REQUIRED WORK. For each line below that contains the string "ensure", copy that line.

▽

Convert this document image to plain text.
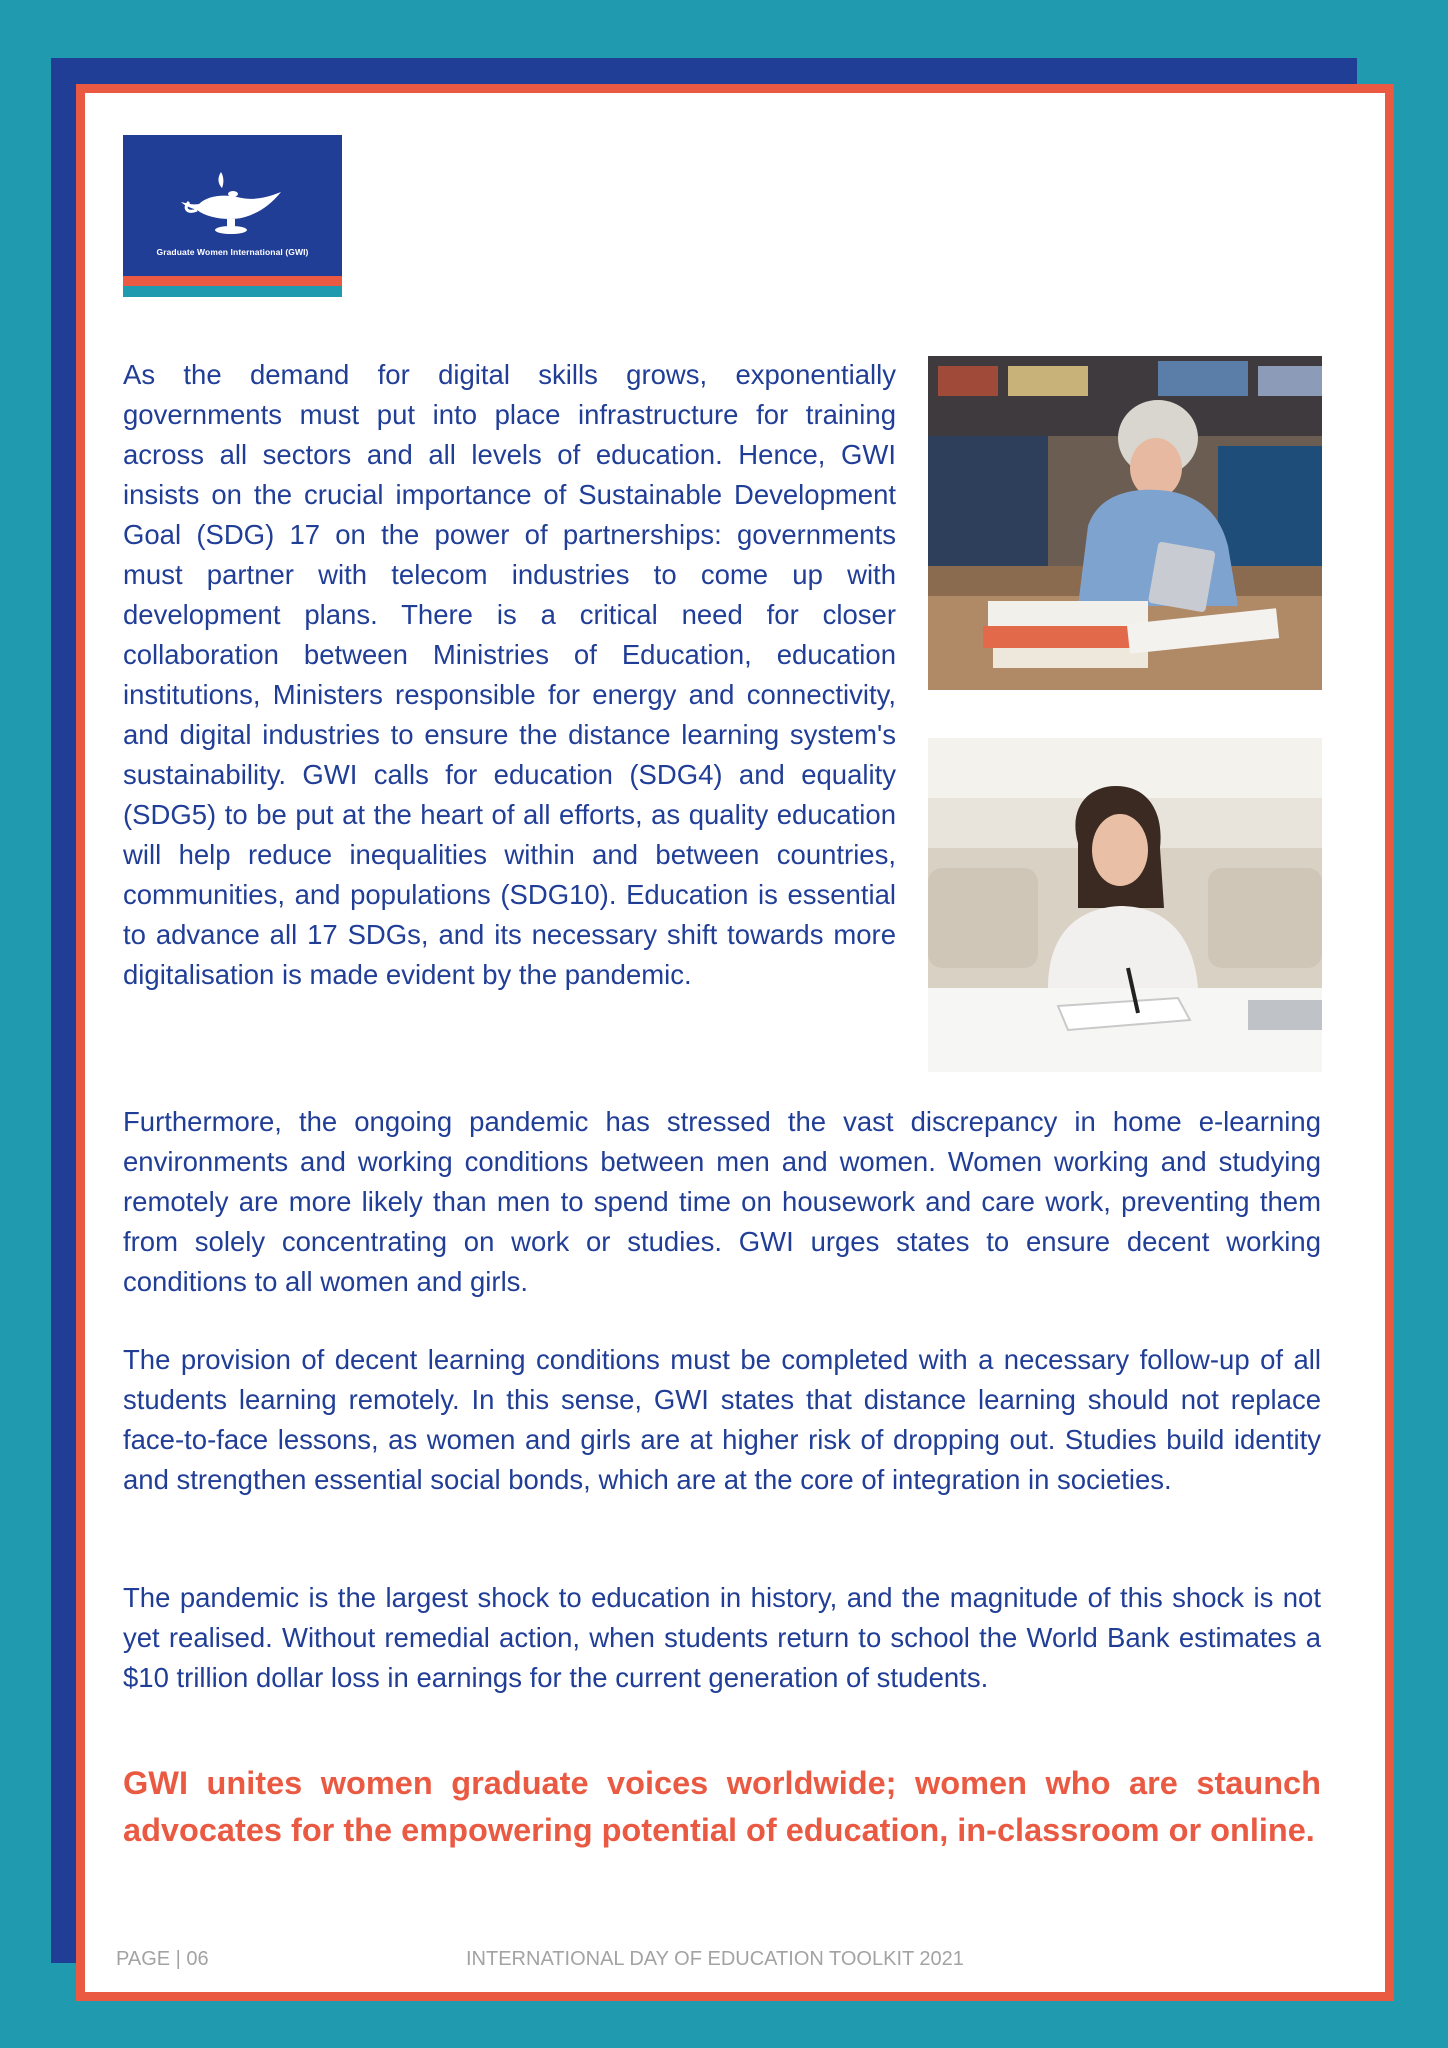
Graduate Women International (GWI)

As the demand for digital skills grows, exponentially governments must put into place infrastructure for training across all sectors and all levels of education. Hence, GWI insists on the crucial importance of Sustainable Development Goal (SDG) 17 on the power of partnerships: governments must partner with telecom industries to come up with development plans. There is a critical need for closer collaboration between Ministries of Education, education institutions, Ministers responsible for energy and connectivity, and digital industries to ensure the distance learning system's sustainability. GWI calls for education (SDG4) and equality (SDG5) to be put at the heart of all efforts, as quality education will help reduce inequalities within and between countries, communities, and populations (SDG10). Education is essential to advance all 17 SDGs, and its necessary shift towards more digitalisation is made evident by the pandemic.

Furthermore, the ongoing pandemic has stressed the vast discrepancy in home e-learning environments and working conditions between men and women. Women working and studying remotely are more likely than men to spend time on housework and care work, preventing them from solely concentrating on work or studies. GWI urges states to ensure decent working conditions to all women and girls.

The provision of decent learning conditions must be completed with a necessary follow-up of all students learning remotely. In this sense, GWI states that distance learning should not replace face-to-face lessons, as women and girls are at higher risk of dropping out. Studies build identity and strengthen essential social bonds, which are at the core of integration in societies.

The pandemic is the largest shock to education in history, and the magnitude of this shock is not yet realised. Without remedial action, when students return to school the World Bank estimates a $10 trillion dollar loss in earnings for the current generation of students.

GWI unites women graduate voices worldwide; women who are staunch advocates for the empowering potential of education, in-classroom or online.

PAGE | 06	INTERNATIONAL DAY OF EDUCATION TOOLKIT 2021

△

RIGHT ANSWER.
As the demand for digital skills grows, exponentially governments must put into place infrastructure for training across all sectors and all levels of education. Hence, GWI insists on the crucial importance of Sustainable Development Goal (SDG) 17 on the power of partnerships: governments must partner with telecom industries to come up with development plans. There is a critical need for closer collaboration between Ministries of Education, education institutions, Ministers responsible for energy and connectivity, and digital industries to ensure the distance learning system's sustainability. GWI calls for education (SDG4) and equality (SDG5) to be put at the heart of all efforts, as quality education will help reduce inequalities within and between countries, communities, and populations (SDG10). Education is essential to advance all 17 SDGs, and its necessary shift towards more digitalisation is made evident by the pandemic.
Furthermore, the ongoing pandemic has stressed the vast discrepancy in home e-learning environments and working conditions between men and women. Women working and studying remotely are more likely than men to spend time on housework and care work, preventing them from solely concentrating on work or studies. GWI urges states to ensure decent working conditions to all women and girls.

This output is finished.